* [DATASET EXTRACT]:
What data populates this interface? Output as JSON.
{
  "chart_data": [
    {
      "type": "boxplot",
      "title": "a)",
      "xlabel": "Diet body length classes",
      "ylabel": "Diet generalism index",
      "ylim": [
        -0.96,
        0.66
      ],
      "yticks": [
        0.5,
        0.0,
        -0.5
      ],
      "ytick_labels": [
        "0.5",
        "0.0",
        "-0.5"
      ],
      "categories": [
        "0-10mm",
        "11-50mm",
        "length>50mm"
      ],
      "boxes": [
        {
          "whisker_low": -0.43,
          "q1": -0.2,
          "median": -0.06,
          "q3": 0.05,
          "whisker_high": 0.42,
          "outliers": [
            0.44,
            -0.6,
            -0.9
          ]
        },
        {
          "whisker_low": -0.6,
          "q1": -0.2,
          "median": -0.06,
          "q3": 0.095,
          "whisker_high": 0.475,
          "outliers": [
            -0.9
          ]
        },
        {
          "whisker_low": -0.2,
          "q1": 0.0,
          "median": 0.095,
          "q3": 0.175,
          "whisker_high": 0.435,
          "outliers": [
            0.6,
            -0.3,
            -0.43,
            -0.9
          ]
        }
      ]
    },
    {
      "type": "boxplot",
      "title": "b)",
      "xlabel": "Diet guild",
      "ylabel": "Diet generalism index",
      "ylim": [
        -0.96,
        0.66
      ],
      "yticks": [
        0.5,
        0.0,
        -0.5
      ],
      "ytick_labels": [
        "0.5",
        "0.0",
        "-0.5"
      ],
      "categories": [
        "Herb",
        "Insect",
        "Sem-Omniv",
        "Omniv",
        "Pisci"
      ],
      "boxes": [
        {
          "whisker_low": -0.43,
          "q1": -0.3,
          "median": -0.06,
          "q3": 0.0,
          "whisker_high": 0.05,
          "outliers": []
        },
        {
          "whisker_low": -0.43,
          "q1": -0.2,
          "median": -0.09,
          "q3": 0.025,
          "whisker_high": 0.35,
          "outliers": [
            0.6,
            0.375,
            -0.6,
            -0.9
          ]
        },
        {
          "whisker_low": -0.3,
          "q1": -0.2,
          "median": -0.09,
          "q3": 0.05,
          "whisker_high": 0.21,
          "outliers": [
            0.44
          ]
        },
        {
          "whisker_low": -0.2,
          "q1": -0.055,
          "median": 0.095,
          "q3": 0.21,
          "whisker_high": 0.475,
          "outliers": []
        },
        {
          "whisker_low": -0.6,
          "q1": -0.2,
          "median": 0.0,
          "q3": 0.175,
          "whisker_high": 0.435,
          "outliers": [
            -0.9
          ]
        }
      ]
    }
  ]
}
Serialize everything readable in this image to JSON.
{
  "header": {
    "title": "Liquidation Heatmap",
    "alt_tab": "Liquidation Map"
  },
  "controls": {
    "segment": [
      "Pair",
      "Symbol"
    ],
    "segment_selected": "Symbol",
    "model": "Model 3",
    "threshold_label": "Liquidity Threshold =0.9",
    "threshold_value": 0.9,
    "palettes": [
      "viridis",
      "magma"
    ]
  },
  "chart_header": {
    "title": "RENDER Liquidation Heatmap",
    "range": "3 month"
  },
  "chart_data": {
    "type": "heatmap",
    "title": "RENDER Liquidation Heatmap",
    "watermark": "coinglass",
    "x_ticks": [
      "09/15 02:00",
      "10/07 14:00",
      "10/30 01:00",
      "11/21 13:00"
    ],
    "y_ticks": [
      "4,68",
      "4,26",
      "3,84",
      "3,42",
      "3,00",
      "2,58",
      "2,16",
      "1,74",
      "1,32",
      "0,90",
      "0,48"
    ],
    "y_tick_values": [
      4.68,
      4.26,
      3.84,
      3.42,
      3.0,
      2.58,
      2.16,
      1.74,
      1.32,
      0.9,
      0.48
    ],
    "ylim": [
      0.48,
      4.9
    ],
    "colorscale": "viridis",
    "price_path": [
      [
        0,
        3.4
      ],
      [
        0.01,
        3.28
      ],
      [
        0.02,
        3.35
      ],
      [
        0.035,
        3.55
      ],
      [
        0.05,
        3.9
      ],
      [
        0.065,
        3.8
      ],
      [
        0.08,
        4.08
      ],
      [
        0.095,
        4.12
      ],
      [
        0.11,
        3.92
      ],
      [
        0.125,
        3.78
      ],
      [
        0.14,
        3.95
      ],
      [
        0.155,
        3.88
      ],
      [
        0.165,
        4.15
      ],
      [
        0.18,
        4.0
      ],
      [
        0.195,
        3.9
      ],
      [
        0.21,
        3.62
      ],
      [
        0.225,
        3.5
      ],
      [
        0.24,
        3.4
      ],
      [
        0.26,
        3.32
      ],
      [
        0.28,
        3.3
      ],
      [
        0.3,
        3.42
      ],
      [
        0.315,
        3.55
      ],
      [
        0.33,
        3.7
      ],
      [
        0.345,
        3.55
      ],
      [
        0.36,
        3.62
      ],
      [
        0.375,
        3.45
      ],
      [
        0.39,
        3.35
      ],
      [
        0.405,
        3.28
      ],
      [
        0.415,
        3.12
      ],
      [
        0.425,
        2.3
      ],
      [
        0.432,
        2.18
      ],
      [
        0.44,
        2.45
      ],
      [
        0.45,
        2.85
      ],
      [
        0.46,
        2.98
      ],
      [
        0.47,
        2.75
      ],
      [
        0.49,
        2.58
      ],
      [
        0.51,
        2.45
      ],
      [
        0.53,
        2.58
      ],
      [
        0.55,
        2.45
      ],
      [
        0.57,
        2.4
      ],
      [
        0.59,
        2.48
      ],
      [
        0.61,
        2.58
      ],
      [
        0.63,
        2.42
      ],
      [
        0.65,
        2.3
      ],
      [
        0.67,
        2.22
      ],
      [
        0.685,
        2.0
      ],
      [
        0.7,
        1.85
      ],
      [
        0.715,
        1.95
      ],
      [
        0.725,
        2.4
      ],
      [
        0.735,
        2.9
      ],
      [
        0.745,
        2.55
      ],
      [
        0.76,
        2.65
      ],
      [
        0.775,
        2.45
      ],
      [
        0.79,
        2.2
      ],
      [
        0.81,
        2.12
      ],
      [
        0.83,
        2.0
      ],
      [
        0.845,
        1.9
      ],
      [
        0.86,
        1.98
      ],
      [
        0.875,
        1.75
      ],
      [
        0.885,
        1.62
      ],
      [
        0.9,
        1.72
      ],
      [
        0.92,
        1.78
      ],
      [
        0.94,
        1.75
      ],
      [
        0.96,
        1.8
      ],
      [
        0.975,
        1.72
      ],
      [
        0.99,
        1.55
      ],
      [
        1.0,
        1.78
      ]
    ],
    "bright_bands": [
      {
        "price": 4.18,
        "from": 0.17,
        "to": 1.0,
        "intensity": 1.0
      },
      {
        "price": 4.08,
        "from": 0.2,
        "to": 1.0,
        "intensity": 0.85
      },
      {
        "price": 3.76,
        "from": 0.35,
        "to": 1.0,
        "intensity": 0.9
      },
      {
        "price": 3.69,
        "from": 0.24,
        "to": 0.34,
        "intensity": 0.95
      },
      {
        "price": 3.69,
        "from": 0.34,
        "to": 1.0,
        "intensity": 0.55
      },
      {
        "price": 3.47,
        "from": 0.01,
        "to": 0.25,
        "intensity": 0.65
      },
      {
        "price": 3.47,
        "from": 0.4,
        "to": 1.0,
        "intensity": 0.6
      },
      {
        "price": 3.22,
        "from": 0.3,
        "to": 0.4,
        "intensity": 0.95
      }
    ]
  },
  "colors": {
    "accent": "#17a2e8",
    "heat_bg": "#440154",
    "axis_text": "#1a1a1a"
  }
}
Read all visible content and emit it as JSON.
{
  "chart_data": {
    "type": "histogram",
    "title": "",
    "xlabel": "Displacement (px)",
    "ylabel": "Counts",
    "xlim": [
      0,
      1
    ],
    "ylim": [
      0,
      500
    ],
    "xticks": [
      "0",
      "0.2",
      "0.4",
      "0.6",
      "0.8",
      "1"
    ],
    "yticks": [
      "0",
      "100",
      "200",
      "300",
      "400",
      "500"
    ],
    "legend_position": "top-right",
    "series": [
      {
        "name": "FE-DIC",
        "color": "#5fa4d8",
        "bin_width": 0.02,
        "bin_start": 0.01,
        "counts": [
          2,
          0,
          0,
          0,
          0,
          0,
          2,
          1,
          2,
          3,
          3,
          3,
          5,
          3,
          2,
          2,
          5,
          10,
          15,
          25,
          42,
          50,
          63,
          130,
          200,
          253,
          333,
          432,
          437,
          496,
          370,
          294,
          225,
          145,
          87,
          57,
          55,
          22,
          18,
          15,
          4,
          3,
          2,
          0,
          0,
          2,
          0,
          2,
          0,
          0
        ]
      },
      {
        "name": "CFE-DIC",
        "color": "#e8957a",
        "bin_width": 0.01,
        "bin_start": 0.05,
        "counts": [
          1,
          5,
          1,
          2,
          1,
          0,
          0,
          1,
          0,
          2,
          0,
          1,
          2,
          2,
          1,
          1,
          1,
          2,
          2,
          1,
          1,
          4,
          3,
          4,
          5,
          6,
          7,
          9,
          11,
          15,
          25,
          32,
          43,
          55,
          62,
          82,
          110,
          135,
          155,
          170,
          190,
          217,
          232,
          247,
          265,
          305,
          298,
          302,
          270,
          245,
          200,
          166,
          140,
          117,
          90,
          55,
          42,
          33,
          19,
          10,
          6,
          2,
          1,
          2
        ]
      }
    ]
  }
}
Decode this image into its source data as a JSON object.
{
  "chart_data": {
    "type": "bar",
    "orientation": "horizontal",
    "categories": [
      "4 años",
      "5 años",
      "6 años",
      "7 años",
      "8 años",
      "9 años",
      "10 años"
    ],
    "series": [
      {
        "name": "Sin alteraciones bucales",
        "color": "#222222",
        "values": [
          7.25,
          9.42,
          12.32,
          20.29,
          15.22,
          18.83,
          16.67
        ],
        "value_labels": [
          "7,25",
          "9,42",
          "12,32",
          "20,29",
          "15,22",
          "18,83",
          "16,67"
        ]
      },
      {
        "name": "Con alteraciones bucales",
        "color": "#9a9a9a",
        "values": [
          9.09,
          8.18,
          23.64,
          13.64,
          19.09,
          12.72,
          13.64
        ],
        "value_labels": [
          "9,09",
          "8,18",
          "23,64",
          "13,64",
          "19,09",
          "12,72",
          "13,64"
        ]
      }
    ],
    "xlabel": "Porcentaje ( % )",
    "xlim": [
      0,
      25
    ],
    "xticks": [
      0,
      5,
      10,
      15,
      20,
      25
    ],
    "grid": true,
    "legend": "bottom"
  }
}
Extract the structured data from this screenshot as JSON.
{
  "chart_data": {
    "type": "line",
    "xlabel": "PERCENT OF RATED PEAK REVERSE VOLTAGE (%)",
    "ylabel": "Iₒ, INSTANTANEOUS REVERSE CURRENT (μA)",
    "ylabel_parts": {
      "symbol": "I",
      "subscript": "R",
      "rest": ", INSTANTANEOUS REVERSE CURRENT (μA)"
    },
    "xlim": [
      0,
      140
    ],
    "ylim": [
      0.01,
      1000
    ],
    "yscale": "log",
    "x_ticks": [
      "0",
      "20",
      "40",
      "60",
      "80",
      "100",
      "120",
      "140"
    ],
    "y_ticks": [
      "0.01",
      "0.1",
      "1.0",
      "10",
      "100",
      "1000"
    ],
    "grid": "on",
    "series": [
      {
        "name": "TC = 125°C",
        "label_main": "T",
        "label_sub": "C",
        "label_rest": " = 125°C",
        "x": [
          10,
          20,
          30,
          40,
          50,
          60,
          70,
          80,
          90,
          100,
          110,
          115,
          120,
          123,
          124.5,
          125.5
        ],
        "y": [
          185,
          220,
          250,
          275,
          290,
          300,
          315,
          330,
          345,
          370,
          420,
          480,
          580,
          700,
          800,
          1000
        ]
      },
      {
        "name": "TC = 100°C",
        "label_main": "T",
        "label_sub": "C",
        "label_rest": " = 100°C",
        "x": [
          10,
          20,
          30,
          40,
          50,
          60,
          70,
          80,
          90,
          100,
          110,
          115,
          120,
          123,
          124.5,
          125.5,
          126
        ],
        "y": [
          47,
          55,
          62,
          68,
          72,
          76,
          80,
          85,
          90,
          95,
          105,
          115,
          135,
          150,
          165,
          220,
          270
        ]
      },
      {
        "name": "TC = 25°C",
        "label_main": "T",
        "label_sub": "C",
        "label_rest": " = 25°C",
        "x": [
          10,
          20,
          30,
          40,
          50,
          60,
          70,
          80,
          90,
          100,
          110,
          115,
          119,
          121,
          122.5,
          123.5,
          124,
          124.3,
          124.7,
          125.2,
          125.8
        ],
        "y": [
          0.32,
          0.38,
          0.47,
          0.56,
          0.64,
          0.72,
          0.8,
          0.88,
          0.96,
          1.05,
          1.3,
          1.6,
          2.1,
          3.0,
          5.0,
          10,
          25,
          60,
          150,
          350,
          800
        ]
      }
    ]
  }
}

* [TASK TO COMPLETE]:
Tell how many lines contain the word "title", using only the number.

* [SOLUTION TO THE EXERCISE]:
6